### Problem statement
From the entries that follow, gather each line holding the word "English".

### Source material
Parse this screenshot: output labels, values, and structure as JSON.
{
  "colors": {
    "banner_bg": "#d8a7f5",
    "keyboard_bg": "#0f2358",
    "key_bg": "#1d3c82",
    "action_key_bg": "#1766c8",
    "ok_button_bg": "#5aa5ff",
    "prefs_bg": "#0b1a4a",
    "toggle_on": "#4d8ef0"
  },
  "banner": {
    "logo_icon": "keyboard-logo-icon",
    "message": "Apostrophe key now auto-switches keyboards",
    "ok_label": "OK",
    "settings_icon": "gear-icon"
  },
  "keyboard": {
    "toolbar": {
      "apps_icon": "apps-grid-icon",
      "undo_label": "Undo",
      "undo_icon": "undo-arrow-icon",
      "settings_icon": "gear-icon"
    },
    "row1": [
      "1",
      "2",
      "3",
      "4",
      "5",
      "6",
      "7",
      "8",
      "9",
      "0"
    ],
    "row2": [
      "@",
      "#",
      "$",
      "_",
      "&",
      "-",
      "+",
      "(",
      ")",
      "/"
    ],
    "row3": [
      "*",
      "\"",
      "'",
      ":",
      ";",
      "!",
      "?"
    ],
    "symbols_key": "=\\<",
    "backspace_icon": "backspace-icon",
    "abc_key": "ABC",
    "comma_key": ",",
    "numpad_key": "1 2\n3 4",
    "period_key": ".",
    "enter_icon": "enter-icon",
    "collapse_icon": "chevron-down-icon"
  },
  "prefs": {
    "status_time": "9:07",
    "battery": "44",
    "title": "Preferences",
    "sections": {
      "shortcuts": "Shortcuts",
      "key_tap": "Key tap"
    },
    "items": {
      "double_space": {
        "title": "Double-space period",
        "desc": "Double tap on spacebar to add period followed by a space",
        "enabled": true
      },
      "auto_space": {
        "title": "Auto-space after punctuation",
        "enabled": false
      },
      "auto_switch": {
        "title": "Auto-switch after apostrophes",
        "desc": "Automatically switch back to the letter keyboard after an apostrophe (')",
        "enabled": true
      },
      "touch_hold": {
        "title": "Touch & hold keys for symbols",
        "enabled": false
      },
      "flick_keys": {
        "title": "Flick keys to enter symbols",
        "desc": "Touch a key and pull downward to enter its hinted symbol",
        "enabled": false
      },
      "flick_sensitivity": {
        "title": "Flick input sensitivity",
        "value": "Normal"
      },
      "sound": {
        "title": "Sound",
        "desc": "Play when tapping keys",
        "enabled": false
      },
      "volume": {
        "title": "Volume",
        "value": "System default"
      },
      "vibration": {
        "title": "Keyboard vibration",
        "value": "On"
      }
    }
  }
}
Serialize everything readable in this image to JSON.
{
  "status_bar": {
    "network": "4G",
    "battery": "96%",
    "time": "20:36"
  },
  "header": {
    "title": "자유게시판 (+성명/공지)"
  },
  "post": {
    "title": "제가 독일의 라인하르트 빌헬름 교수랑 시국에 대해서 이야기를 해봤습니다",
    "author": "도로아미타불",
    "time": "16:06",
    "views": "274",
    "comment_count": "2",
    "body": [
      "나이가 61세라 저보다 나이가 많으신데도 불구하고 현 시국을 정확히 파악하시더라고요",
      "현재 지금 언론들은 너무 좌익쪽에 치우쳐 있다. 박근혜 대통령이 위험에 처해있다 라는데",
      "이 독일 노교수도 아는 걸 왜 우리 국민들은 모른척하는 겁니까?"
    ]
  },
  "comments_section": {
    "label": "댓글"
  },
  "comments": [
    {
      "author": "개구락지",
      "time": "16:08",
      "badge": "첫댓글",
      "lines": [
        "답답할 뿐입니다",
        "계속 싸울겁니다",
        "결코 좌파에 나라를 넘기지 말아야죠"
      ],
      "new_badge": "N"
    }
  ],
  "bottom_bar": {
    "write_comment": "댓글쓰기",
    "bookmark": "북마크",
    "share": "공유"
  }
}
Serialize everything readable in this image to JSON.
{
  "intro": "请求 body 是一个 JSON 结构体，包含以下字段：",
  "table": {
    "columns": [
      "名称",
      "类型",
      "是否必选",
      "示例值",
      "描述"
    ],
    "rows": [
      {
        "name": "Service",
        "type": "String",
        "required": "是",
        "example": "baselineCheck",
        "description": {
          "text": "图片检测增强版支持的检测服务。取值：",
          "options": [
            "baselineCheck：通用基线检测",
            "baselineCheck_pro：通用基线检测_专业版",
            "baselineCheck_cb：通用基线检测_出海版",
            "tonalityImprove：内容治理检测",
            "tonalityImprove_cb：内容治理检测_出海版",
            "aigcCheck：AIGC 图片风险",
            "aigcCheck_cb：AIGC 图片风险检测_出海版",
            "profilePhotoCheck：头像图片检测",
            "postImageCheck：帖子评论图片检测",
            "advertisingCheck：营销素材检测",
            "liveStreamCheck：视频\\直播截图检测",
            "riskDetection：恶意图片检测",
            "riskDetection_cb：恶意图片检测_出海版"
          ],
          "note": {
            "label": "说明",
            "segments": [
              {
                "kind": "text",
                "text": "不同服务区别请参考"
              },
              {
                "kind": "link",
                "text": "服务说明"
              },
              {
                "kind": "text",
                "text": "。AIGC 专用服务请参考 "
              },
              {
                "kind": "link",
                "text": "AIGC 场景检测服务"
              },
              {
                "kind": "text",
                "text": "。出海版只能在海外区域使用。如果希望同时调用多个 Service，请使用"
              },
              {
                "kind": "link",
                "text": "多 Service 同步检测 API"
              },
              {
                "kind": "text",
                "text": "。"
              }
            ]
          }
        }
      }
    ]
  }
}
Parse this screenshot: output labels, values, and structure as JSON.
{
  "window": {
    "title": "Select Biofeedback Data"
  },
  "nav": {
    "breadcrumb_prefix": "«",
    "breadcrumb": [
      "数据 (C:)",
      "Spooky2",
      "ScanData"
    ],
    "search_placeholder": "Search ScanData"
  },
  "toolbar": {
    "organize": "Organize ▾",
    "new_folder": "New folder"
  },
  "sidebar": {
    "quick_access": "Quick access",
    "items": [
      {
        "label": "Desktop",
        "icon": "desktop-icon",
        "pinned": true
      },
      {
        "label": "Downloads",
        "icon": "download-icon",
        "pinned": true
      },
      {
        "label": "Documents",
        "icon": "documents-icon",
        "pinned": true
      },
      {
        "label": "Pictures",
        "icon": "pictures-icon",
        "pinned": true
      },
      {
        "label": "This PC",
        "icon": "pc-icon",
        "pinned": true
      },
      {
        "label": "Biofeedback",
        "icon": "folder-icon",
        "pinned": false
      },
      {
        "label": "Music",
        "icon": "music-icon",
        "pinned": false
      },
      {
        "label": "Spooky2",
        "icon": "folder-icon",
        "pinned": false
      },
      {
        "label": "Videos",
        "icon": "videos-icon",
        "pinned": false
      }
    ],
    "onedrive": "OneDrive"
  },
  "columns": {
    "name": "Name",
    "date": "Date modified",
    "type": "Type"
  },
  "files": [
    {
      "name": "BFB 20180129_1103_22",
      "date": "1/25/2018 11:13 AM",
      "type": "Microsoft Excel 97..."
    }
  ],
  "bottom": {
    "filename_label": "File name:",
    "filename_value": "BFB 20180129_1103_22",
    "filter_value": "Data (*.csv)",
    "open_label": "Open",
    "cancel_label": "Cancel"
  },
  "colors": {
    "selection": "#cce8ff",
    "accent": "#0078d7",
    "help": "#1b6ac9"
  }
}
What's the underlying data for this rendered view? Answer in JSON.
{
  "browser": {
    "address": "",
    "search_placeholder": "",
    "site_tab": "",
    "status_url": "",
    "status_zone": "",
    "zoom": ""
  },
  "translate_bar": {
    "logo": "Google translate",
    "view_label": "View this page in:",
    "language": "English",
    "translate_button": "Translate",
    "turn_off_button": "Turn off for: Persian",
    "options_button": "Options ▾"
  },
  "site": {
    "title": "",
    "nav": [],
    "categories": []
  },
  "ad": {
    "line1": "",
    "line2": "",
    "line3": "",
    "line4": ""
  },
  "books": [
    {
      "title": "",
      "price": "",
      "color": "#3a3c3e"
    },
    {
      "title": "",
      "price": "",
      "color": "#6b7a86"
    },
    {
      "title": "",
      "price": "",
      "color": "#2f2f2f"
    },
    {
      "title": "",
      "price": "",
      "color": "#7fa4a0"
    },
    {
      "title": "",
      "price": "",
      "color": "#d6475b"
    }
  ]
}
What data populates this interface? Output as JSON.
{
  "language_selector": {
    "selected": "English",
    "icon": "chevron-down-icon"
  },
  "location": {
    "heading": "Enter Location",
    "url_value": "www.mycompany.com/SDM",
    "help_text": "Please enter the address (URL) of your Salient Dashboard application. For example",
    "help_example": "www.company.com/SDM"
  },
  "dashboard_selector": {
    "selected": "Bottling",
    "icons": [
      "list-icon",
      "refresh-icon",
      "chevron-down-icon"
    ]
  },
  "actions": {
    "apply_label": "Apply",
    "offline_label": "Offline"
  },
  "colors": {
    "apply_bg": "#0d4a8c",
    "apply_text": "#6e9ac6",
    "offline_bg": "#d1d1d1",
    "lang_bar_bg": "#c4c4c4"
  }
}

### Task answer
    "language": "English",
    "selected": "English",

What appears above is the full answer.